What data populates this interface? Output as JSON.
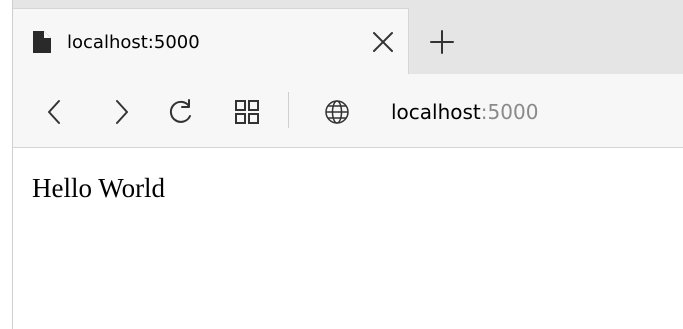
{
  "browser": {
    "tab": {
      "title": "localhost:5000",
      "icon": "document-icon",
      "close_icon": "close-icon"
    },
    "new_tab_icon": "plus-icon",
    "toolbar": {
      "back_icon": "chevron-left-icon",
      "forward_icon": "chevron-right-icon",
      "refresh_icon": "refresh-icon",
      "apps_icon": "grid-icon",
      "site_icon": "globe-icon"
    },
    "address": {
      "host": "localhost",
      "port": ":5000"
    }
  },
  "page": {
    "body_text": "Hello World"
  },
  "colors": {
    "tabstrip": "#e5e5e5",
    "toolbar": "#f7f7f7",
    "text": "#000000",
    "muted_text": "#8a8a8a",
    "border": "#d4d4d4"
  }
}
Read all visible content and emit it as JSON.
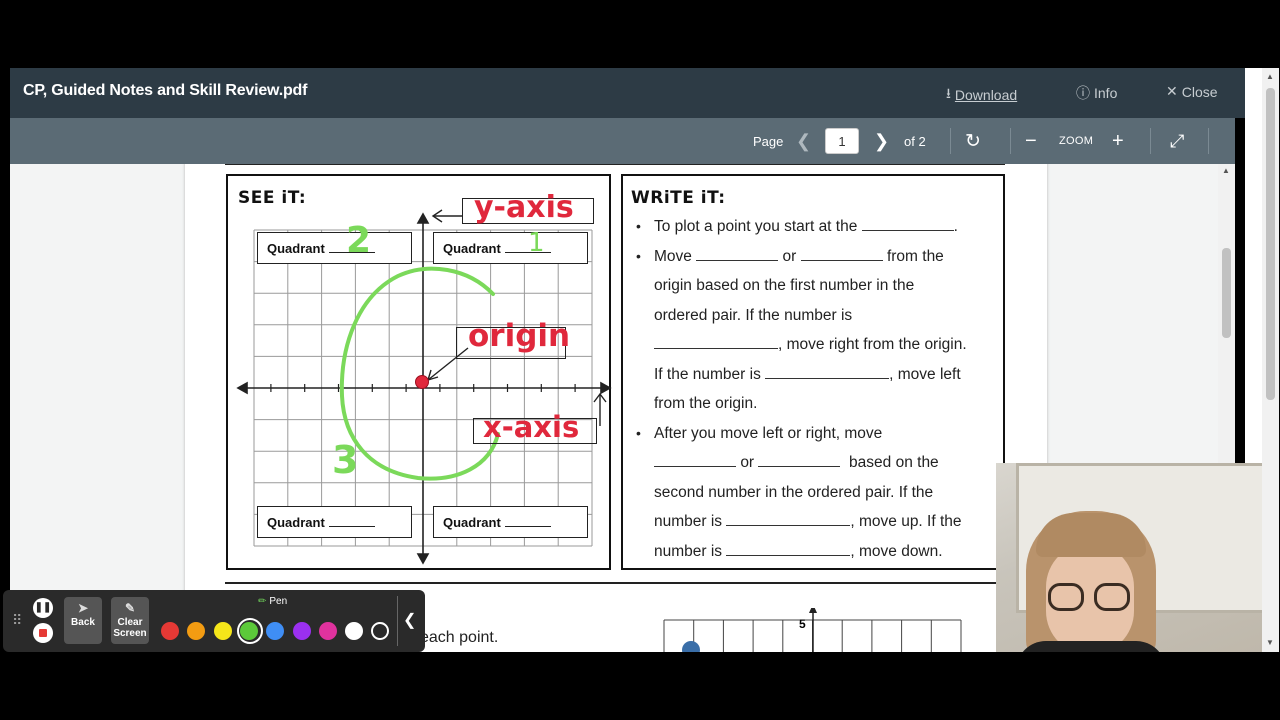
{
  "viewer": {
    "title": "CP, Guided Notes and Skill Review.pdf",
    "download_label": "Download",
    "info_label": "Info",
    "close_label": "Close"
  },
  "toolbar": {
    "page_label": "Page",
    "page_value": "1",
    "page_of": "of 2",
    "zoom_label": "ZOOM"
  },
  "icons": {
    "download": "download-icon",
    "info": "info-icon",
    "close": "close-icon",
    "prev": "chevron-left-icon",
    "next": "chevron-right-icon",
    "rotate": "rotate-icon",
    "zoom_out": "minus-icon",
    "zoom_in": "plus-icon",
    "fullscreen": "fullscreen-icon"
  },
  "see_it": {
    "heading": "SEE iT:",
    "quadrant_label": "Quadrant",
    "handwriting": {
      "y_axis": "y-axis",
      "x_axis": "x-axis",
      "origin": "origin",
      "q2": "2",
      "q1": "1",
      "q3": "3"
    }
  },
  "write_it": {
    "heading": "WRiTE iT:",
    "bullet1": {
      "a": "To plot a point you start at the",
      "b": "."
    },
    "bullet2": {
      "a": "Move",
      "b": "or",
      "c": "from the",
      "d": "origin based on the first number in the",
      "e": "ordered pair. If the number is",
      "f": ", move right from the origin.",
      "g": "If the number is",
      "h": ", move left",
      "i": "from the origin."
    },
    "bullet3": {
      "a": "After you move left or right, move",
      "b": "or",
      "c": "based on the",
      "d": "second number in the ordered pair. If the",
      "e": "number is",
      "f": ", move up. If the",
      "g": "number is",
      "h": ", move down."
    }
  },
  "bottom": {
    "partial_text": "each point.",
    "grid_label": "5"
  },
  "annotation_bar": {
    "back_label": "Back",
    "clear_label": "Clear Screen",
    "pen_label": "Pen",
    "colors": [
      "#e53935",
      "#f39c12",
      "#f5e61a",
      "#5cc93a",
      "#3f8ef5",
      "#9b30f0",
      "#e0329e",
      "#ffffff",
      "#2a2a2a"
    ],
    "selected_color": "#5cc93a"
  },
  "colors": {
    "header_bg": "#2d3b45",
    "toolbar_bg": "#5b6b75",
    "annotation_red": "#e0283c",
    "annotation_green": "#7bd95a"
  }
}
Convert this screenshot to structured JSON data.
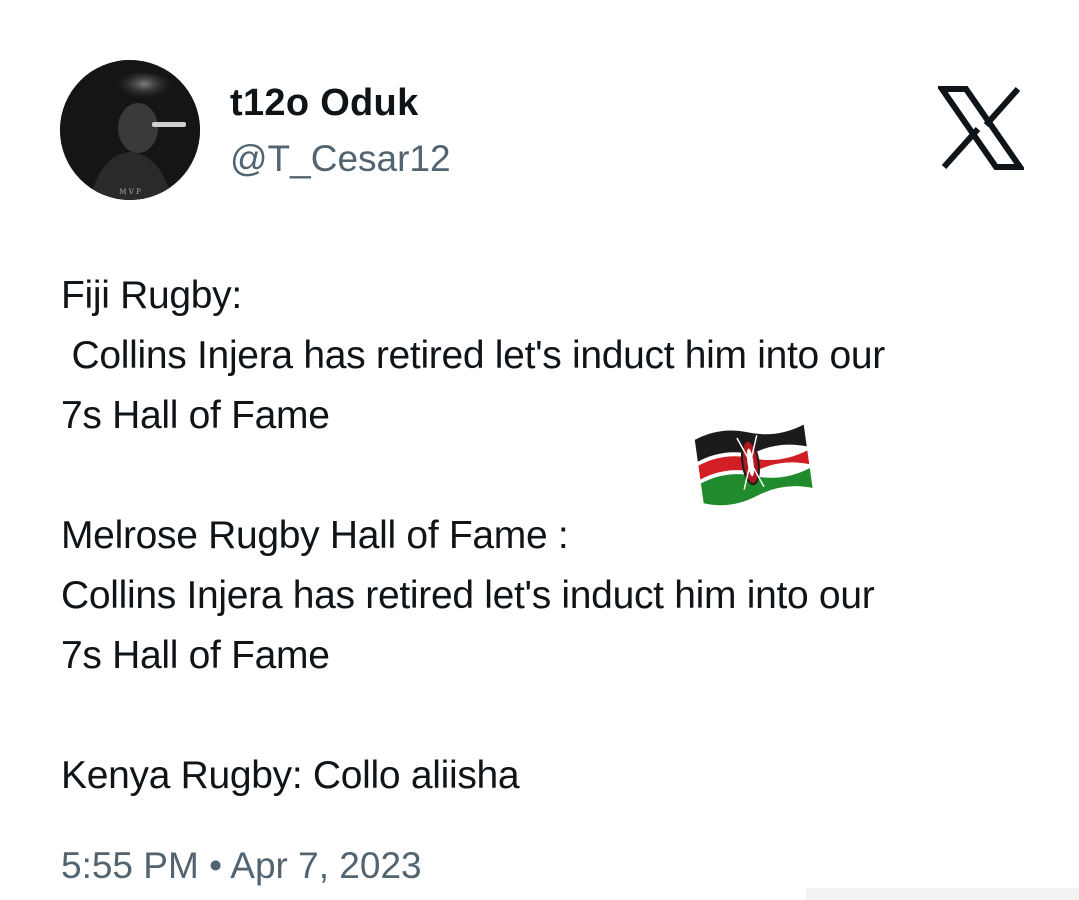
- - -
PROBLEM DETAILS: The data should be printed again unchanged; leave its pictures out.

WORKED ANSWER:
What data populates this interface? Output as JSON.
{
  "browser": {
    "tab": {
      "title": "localhost:5000",
      "icon": "document-icon",
      "close_icon": "close-icon"
    },
    "new_tab_icon": "plus-icon",
    "toolbar": {
      "back_icon": "chevron-left-icon",
      "forward_icon": "chevron-right-icon",
      "refresh_icon": "refresh-icon",
      "apps_icon": "grid-icon",
      "site_icon": "globe-icon"
    },
    "address": {
      "host": "localhost",
      "port": ":5000"
    }
  },
  "page": {
    "body_text": "Hello World"
  },
  "colors": {
    "tabstrip": "#e5e5e5",
    "toolbar": "#f7f7f7",
    "text": "#000000",
    "muted_text": "#8a8a8a",
    "border": "#d4d4d4"
  }
}
Read all visible content and emit it as JSON.
{
  "viewer": {
    "title": "CP, Guided Notes and Skill Review.pdf",
    "download_label": "Download",
    "info_label": "Info",
    "close_label": "Close"
  },
  "toolbar": {
    "page_label": "Page",
    "page_value": "1",
    "page_of": "of 2",
    "zoom_label": "ZOOM"
  },
  "icons": {
    "download": "download-icon",
    "info": "info-icon",
    "close": "close-icon",
    "prev": "chevron-left-icon",
    "next": "chevron-right-icon",
    "rotate": "rotate-icon",
    "zoom_out": "minus-icon",
    "zoom_in": "plus-icon",
    "fullscreen": "fullscreen-icon"
  },
  "see_it": {
    "heading": "SEE iT:",
    "quadrant_label": "Quadrant",
    "handwriting": {
      "y_axis": "y-axis",
      "x_axis": "x-axis",
      "origin": "origin",
      "q2": "2",
      "q1": "1",
      "q3": "3"
    }
  },
  "write_it": {
    "heading": "WRiTE iT:",
    "bullet1": {
      "a": "To plot a point you start at the",
      "b": "."
    },
    "bullet2": {
      "a": "Move",
      "b": "or",
      "c": "from the",
      "d": "origin based on the first number in the",
      "e": "ordered pair. If the number is",
      "f": ", move right from the origin.",
      "g": "If the number is",
      "h": ", move left",
      "i": "from the origin."
    },
    "bullet3": {
      "a": "After you move left or right, move",
      "b": "or",
      "c": "based on the",
      "d": "second number in the ordered pair. If the",
      "e": "number is",
      "f": ", move up. If the",
      "g": "number is",
      "h": ", move down."
    }
  },
  "bottom": {
    "partial_text": "each point.",
    "grid_label": "5"
  },
  "annotation_bar": {
    "back_label": "Back",
    "clear_label": "Clear Screen",
    "pen_label": "Pen",
    "colors": [
      "#e53935",
      "#f39c12",
      "#f5e61a",
      "#5cc93a",
      "#3f8ef5",
      "#9b30f0",
      "#e0329e",
      "#ffffff",
      "#2a2a2a"
    ],
    "selected_color": "#5cc93a"
  },
  "colors": {
    "header_bg": "#2d3b45",
    "toolbar_bg": "#5b6b75",
    "annotation_red": "#e0283c",
    "annotation_green": "#7bd95a"
  }
}
Convert this screenshot to structured JSON data.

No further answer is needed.